§ **Task description**
For each line of the listing that holds "have", show the full line.

-----

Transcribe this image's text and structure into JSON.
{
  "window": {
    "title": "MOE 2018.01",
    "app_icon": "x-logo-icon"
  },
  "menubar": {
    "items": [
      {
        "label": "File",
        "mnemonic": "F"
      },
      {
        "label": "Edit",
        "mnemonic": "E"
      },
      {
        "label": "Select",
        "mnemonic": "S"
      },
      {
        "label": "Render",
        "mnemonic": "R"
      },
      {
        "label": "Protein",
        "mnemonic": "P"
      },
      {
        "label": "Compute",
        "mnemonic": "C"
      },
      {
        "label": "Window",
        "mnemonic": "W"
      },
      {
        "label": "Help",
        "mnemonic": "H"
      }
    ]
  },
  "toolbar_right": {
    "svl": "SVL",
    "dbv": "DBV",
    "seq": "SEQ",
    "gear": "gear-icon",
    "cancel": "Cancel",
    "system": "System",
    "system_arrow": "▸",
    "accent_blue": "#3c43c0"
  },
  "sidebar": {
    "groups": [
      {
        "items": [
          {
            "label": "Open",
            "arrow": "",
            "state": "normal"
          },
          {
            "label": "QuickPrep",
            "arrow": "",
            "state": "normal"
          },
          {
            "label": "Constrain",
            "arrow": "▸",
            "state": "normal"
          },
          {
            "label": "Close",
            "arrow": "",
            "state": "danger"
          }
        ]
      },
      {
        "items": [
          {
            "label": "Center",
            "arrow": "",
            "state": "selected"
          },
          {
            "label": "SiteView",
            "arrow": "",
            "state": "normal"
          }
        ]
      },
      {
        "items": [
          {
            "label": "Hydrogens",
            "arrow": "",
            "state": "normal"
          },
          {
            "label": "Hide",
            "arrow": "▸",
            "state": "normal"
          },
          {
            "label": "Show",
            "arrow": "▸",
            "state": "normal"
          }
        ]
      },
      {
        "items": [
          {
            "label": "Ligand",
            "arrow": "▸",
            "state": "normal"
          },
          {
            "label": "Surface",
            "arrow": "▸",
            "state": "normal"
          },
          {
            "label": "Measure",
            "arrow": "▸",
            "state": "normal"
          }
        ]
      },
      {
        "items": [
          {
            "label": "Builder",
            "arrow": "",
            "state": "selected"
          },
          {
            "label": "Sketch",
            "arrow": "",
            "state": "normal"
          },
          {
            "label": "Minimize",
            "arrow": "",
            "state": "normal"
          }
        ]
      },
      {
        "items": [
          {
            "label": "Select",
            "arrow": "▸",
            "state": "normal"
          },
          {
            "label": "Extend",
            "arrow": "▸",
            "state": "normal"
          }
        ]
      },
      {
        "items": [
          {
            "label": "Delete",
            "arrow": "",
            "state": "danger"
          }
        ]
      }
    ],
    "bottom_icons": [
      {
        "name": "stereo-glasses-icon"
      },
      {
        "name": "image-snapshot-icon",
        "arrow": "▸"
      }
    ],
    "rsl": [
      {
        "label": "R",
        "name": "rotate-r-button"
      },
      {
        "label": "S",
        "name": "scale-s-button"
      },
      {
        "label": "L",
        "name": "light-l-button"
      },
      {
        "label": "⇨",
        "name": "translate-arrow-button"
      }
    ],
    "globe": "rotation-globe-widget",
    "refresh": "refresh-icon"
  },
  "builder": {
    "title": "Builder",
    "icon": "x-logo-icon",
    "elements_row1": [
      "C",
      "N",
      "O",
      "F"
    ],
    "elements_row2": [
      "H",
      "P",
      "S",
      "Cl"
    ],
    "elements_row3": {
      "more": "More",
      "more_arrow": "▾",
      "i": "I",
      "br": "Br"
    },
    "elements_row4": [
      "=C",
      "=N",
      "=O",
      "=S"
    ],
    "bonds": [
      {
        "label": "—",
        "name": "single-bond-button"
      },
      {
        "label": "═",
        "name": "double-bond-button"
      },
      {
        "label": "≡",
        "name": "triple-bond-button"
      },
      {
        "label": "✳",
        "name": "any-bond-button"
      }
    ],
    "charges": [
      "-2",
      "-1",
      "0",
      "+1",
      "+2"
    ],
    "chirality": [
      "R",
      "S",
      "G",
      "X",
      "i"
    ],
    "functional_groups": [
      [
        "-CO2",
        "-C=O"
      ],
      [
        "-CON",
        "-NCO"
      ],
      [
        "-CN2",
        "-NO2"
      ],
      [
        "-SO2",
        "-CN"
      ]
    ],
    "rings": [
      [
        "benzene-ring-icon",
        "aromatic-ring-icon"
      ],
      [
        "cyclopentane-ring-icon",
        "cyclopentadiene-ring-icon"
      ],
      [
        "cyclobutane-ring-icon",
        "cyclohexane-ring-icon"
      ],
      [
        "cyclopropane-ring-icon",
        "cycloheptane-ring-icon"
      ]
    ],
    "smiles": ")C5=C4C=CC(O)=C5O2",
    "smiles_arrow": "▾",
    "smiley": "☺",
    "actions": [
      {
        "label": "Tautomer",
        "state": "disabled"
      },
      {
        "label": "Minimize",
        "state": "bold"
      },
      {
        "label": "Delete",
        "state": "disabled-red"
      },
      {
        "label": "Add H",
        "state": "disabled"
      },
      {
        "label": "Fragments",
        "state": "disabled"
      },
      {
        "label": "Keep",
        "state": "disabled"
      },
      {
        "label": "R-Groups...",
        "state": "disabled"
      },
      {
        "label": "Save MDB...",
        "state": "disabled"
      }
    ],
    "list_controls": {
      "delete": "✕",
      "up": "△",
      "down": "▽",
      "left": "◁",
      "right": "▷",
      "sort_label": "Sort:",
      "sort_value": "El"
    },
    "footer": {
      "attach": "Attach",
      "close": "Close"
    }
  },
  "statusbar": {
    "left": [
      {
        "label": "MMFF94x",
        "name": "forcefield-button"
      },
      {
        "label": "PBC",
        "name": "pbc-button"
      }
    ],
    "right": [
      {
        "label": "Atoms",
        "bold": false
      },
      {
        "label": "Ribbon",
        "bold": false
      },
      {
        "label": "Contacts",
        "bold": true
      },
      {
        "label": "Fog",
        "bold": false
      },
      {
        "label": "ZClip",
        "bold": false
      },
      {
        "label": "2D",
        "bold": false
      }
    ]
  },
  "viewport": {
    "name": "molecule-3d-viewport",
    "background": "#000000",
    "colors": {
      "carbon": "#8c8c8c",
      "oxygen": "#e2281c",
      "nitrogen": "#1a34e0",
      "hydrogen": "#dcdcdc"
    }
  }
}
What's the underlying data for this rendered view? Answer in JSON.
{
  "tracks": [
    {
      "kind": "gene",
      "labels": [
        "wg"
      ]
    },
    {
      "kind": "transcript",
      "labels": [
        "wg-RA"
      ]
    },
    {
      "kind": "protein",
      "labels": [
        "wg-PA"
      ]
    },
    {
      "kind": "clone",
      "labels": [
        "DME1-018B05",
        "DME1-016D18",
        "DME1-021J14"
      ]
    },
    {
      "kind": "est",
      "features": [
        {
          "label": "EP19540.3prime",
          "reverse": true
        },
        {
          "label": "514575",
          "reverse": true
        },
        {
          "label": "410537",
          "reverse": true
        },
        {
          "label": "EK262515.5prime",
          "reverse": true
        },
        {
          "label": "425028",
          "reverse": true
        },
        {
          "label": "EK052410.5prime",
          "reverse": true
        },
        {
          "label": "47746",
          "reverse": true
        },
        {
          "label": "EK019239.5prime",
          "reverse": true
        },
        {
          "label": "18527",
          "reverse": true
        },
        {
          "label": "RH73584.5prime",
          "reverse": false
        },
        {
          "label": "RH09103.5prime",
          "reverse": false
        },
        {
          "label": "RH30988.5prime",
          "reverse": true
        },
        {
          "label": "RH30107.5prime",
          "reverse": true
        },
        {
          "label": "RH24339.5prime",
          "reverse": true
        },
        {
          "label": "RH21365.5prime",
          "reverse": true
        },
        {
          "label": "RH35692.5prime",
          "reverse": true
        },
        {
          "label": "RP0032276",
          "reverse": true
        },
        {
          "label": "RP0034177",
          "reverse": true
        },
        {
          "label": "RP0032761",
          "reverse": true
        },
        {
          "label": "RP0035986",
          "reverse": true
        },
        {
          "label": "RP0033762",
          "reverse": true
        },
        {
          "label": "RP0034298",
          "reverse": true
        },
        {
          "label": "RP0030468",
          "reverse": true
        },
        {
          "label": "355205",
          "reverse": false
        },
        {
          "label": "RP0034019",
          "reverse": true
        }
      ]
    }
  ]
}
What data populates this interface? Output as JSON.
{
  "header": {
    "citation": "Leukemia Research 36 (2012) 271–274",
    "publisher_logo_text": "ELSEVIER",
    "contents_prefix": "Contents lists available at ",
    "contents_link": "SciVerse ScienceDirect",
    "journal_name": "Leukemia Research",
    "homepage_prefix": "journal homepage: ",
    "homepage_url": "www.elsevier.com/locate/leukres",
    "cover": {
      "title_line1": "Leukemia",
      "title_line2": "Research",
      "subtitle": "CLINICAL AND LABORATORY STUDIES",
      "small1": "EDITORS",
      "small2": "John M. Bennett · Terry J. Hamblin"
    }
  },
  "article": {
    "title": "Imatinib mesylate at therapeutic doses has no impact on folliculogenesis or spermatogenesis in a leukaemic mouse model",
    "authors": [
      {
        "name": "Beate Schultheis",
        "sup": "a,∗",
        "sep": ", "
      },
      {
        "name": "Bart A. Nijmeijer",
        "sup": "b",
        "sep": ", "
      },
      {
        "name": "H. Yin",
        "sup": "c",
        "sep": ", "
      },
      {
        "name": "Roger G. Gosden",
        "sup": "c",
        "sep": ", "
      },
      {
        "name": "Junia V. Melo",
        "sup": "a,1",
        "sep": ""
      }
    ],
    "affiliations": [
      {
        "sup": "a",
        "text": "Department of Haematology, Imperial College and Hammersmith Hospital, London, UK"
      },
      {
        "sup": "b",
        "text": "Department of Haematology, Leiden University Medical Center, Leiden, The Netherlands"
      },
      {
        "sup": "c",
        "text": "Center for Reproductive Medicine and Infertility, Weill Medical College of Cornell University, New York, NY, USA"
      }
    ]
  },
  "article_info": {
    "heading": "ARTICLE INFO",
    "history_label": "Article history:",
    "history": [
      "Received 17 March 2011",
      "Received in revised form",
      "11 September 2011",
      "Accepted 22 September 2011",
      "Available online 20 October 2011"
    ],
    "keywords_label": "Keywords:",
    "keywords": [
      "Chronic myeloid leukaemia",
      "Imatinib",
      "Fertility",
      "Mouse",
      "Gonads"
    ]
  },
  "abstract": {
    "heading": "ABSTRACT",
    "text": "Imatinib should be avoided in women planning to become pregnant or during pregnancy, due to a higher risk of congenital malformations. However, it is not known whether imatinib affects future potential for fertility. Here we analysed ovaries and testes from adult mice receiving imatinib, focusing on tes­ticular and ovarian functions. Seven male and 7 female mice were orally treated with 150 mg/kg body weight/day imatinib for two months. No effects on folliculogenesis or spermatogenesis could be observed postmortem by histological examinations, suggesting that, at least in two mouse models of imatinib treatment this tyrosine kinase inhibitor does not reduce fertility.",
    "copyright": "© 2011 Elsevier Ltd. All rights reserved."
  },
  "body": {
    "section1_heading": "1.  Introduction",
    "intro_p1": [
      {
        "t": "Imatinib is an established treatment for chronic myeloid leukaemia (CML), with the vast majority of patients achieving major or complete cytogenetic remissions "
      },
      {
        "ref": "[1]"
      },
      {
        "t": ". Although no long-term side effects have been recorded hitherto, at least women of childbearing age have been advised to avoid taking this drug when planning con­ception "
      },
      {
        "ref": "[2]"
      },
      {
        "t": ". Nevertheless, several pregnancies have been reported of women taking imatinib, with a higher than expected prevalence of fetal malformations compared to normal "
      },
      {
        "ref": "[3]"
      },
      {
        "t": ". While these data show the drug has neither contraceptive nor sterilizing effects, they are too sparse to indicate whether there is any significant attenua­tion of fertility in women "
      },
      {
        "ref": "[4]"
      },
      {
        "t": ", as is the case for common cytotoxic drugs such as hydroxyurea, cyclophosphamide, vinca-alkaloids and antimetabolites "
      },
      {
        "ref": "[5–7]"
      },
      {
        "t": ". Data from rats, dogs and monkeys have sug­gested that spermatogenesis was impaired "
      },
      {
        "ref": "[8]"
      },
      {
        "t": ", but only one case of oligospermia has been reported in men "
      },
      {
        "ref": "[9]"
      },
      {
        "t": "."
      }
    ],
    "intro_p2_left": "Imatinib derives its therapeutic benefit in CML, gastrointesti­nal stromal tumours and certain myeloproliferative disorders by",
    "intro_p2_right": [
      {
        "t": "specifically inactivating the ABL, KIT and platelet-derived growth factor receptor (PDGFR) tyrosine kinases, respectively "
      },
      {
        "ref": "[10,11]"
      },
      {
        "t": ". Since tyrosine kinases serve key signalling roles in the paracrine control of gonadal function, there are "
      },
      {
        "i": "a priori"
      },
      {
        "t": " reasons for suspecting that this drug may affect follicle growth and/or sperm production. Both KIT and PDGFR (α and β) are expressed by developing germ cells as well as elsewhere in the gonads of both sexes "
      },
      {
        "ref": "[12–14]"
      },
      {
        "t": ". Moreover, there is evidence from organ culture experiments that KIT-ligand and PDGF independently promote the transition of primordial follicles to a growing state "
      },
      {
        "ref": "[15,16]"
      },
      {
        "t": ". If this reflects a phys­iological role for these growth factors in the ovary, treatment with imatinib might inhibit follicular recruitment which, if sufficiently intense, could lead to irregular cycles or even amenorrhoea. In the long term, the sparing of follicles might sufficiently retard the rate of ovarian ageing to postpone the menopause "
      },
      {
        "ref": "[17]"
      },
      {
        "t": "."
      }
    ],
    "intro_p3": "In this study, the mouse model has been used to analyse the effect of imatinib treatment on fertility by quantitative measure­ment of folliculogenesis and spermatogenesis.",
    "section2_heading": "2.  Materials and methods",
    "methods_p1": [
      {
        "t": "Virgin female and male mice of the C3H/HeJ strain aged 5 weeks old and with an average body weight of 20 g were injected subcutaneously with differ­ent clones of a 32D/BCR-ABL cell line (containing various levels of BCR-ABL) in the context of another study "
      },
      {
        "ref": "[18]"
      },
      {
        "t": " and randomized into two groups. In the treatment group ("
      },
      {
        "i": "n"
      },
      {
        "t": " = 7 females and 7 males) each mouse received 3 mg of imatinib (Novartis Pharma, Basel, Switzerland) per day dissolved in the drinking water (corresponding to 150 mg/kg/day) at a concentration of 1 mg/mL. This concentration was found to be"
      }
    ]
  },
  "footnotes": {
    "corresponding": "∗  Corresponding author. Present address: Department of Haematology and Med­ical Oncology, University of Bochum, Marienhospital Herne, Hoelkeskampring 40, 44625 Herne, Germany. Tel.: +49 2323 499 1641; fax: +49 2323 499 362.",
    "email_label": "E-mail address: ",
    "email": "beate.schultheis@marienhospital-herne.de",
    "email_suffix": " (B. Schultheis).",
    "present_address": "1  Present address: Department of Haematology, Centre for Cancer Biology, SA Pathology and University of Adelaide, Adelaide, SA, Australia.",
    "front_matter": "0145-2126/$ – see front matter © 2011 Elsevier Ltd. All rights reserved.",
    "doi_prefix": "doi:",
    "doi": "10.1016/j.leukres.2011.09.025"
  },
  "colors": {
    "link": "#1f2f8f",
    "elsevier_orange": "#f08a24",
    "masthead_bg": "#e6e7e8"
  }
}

-----

§ **Solution to this exercise**
        "t": ". Although no long-term side effects have been recorded hitherto, at least women of childbearing age have been advised to avoid taking this drug when planning con­ception "
        "t": ". Nevertheless, several pregnancies have been reported of women taking imatinib, with a higher than expected prevalence of fetal malformations compared to normal "
        "t": ". Data from rats, dogs and monkeys have sug­gested that spermatogenesis was impaired "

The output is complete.